• [Exercise objective] Output the material below in its entirety, exactly as given.

• [Data lines]
** Begin **

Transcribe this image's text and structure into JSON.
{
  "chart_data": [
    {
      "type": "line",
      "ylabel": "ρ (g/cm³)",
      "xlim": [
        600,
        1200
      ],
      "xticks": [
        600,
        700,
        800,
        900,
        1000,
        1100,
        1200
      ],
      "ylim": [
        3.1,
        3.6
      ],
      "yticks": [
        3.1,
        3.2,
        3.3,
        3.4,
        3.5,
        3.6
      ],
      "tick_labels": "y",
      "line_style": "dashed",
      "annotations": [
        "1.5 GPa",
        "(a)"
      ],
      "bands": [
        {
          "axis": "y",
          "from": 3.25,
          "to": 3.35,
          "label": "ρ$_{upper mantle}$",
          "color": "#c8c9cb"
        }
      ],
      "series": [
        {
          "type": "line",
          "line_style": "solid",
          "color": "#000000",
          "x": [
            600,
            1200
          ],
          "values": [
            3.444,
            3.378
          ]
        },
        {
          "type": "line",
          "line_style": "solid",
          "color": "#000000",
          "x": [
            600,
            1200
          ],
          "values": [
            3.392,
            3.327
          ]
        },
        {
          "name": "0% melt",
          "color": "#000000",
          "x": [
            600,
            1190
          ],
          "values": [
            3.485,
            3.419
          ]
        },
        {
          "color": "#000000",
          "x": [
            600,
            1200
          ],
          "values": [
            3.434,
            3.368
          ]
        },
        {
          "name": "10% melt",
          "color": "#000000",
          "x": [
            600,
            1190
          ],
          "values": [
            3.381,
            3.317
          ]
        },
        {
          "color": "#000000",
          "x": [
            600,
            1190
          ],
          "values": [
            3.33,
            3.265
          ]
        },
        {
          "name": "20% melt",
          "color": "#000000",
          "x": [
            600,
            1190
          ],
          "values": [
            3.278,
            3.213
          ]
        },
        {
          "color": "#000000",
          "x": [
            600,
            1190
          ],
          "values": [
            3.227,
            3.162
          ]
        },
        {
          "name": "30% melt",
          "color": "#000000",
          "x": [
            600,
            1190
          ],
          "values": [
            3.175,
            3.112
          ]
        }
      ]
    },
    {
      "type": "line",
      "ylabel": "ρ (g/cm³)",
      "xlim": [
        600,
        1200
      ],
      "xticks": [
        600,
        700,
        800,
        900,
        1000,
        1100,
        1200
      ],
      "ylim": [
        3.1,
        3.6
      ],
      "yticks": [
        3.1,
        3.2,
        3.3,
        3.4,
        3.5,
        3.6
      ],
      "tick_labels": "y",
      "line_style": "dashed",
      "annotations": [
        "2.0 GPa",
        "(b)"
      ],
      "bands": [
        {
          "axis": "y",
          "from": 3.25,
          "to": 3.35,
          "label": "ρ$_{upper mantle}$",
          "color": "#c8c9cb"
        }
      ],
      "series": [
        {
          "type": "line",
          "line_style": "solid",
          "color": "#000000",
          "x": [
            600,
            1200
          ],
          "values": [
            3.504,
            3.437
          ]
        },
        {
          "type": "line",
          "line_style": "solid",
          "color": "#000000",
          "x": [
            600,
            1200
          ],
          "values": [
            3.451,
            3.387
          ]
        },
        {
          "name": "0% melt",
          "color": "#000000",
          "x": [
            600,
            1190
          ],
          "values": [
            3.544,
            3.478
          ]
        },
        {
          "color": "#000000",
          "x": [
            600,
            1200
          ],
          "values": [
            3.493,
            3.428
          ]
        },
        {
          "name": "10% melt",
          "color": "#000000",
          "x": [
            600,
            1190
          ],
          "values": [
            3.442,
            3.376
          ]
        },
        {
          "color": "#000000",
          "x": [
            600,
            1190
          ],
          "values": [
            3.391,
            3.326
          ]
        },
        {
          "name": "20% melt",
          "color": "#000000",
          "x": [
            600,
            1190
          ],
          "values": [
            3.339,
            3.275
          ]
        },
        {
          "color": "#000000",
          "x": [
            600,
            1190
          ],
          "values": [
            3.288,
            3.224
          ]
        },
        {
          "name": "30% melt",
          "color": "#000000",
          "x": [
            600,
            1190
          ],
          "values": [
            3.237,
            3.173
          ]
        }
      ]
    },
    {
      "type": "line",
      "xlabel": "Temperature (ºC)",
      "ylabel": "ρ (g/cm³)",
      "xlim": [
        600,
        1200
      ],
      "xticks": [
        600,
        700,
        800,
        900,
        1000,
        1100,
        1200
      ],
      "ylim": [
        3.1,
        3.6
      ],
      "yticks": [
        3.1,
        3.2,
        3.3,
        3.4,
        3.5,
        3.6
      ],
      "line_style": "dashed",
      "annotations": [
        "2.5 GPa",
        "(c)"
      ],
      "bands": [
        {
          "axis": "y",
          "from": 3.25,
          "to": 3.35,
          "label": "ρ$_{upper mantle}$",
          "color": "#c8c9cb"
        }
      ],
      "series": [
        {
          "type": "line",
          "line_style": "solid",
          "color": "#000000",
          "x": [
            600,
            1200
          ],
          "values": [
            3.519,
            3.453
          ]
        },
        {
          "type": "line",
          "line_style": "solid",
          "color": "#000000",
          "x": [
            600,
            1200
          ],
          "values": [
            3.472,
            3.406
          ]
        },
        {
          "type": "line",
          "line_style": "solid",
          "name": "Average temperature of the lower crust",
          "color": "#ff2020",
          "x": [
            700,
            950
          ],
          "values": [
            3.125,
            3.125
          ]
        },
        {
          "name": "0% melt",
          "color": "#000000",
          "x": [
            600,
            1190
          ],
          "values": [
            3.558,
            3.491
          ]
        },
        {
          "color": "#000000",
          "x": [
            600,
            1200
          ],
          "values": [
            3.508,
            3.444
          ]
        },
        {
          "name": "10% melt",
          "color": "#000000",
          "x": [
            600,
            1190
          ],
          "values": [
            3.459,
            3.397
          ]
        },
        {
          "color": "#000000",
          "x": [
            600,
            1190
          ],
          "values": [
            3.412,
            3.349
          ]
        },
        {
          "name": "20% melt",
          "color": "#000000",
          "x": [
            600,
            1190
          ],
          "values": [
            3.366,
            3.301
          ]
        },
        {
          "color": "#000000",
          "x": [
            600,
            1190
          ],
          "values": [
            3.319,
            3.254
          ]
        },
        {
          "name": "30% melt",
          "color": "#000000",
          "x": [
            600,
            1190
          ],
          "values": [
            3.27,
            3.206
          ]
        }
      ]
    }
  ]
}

** End **

• [Answer to this problem]
Transcribe this image's text and structure into JSON.
{
  "chart_data": [
    {
      "type": "line",
      "ylabel": "ρ (g/cm³)",
      "xlim": [
        600,
        1200
      ],
      "xticks": [
        600,
        700,
        800,
        900,
        1000,
        1100,
        1200
      ],
      "ylim": [
        3.1,
        3.6
      ],
      "yticks": [
        3.1,
        3.2,
        3.3,
        3.4,
        3.5,
        3.6
      ],
      "tick_labels": "y",
      "line_style": "dashed",
      "annotations": [
        "1.5 GPa",
        "(a)"
      ],
      "bands": [
        {
          "axis": "y",
          "from": 3.25,
          "to": 3.35,
          "label": "ρ$_{upper mantle}$",
          "color": "#c8c9cb"
        }
      ],
      "series": [
        {
          "type": "line",
          "line_style": "solid",
          "color": "#000000",
          "x": [
            600,
            1200
          ],
          "values": [
            3.444,
            3.378
          ]
        },
        {
          "type": "line",
          "line_style": "solid",
          "color": "#000000",
          "x": [
            600,
            1200
          ],
          "values": [
            3.392,
            3.327
          ]
        },
        {
          "name": "0% melt",
          "color": "#000000",
          "x": [
            600,
            1190
          ],
          "values": [
            3.485,
            3.419
          ]
        },
        {
          "color": "#000000",
          "x": [
            600,
            1200
          ],
          "values": [
            3.434,
            3.368
          ]
        },
        {
          "name": "10% melt",
          "color": "#000000",
          "x": [
            600,
            1190
          ],
          "values": [
            3.381,
            3.317
          ]
        },
        {
          "color": "#000000",
          "x": [
            600,
            1190
          ],
          "values": [
            3.33,
            3.265
          ]
        },
        {
          "name": "20% melt",
          "color": "#000000",
          "x": [
            600,
            1190
          ],
          "values": [
            3.278,
            3.213
          ]
        },
        {
          "color": "#000000",
          "x": [
            600,
            1190
          ],
          "values": [
            3.227,
            3.162
          ]
        },
        {
          "name": "30% melt",
          "color": "#000000",
          "x": [
            600,
            1190
          ],
          "values": [
            3.175,
            3.112
          ]
        }
      ]
    },
    {
      "type": "line",
      "ylabel": "ρ (g/cm³)",
      "xlim": [
        600,
        1200
      ],
      "xticks": [
        600,
        700,
        800,
        900,
        1000,
        1100,
        1200
      ],
      "ylim": [
        3.1,
        3.6
      ],
      "yticks": [
        3.1,
        3.2,
        3.3,
        3.4,
        3.5,
        3.6
      ],
      "tick_labels": "y",
      "line_style": "dashed",
      "annotations": [
        "2.0 GPa",
        "(b)"
      ],
      "bands": [
        {
          "axis": "y",
          "from": 3.25,
          "to": 3.35,
          "label": "ρ$_{upper mantle}$",
          "color": "#c8c9cb"
        }
      ],
      "series": [
        {
          "type": "line",
          "line_style": "solid",
          "color": "#000000",
          "x": [
            600,
            1200
          ],
          "values": [
            3.504,
            3.437
          ]
        },
        {
          "type": "line",
          "line_style": "solid",
          "color": "#000000",
          "x": [
            600,
            1200
          ],
          "values": [
            3.451,
            3.387
          ]
        },
        {
          "name": "0% melt",
          "color": "#000000",
          "x": [
            600,
            1190
          ],
          "values": [
            3.544,
            3.478
          ]
        },
        {
          "color": "#000000",
          "x": [
            600,
            1200
          ],
          "values": [
            3.493,
            3.428
          ]
        },
        {
          "name": "10% melt",
          "color": "#000000",
          "x": [
            600,
            1190
          ],
          "values": [
            3.442,
            3.376
          ]
        },
        {
          "color": "#000000",
          "x": [
            600,
            1190
          ],
          "values": [
            3.391,
            3.326
          ]
        },
        {
          "name": "20% melt",
          "color": "#000000",
          "x": [
            600,
            1190
          ],
          "values": [
            3.339,
            3.275
          ]
        },
        {
          "color": "#000000",
          "x": [
            600,
            1190
          ],
          "values": [
            3.288,
            3.224
          ]
        },
        {
          "name": "30% melt",
          "color": "#000000",
          "x": [
            600,
            1190
          ],
          "values": [
            3.237,
            3.173
          ]
        }
      ]
    },
    {
      "type": "line",
      "xlabel": "Temperature (ºC)",
      "ylabel": "ρ (g/cm³)",
      "xlim": [
        600,
        1200
      ],
      "xticks": [
        600,
        700,
        800,
        900,
        1000,
        1100,
        1200
      ],
      "ylim": [
        3.1,
        3.6
      ],
      "yticks": [
        3.1,
        3.2,
        3.3,
        3.4,
        3.5,
        3.6
      ],
      "line_style": "dashed",
      "annotations": [
        "2.5 GPa",
        "(c)"
      ],
      "bands": [
        {
          "axis": "y",
          "from": 3.25,
          "to": 3.35,
          "label": "ρ$_{upper mantle}$",
          "color": "#c8c9cb"
        }
      ],
      "series": [
        {
          "type": "line",
          "line_style": "solid",
          "color": "#000000",
          "x": [
            600,
            1200
          ],
          "values": [
            3.519,
            3.453
          ]
        },
        {
          "type": "line",
          "line_style": "solid",
          "color": "#000000",
          "x": [
            600,
            1200
          ],
          "values": [
            3.472,
            3.406
          ]
        },
        {
          "type": "line",
          "line_style": "solid",
          "name": "Average temperature of the lower crust",
          "color": "#ff2020",
          "x": [
            700,
            950
          ],
          "values": [
            3.125,
            3.125
          ]
        },
        {
          "name": "0% melt",
          "color": "#000000",
          "x": [
            600,
            1190
          ],
          "values": [
            3.558,
            3.491
          ]
        },
        {
          "color": "#000000",
          "x": [
            600,
            1200
          ],
          "values": [
            3.508,
            3.444
          ]
        },
        {
          "name": "10% melt",
          "color": "#000000",
          "x": [
            600,
            1190
          ],
          "values": [
            3.459,
            3.397
          ]
        },
        {
          "color": "#000000",
          "x": [
            600,
            1190
          ],
          "values": [
            3.412,
            3.349
          ]
        },
        {
          "name": "20% melt",
          "color": "#000000",
          "x": [
            600,
            1190
          ],
          "values": [
            3.366,
            3.301
          ]
        },
        {
          "color": "#000000",
          "x": [
            600,
            1190
          ],
          "values": [
            3.319,
            3.254
          ]
        },
        {
          "name": "30% melt",
          "color": "#000000",
          "x": [
            600,
            1190
          ],
          "values": [
            3.27,
            3.206
          ]
        }
      ]
    }
  ]
}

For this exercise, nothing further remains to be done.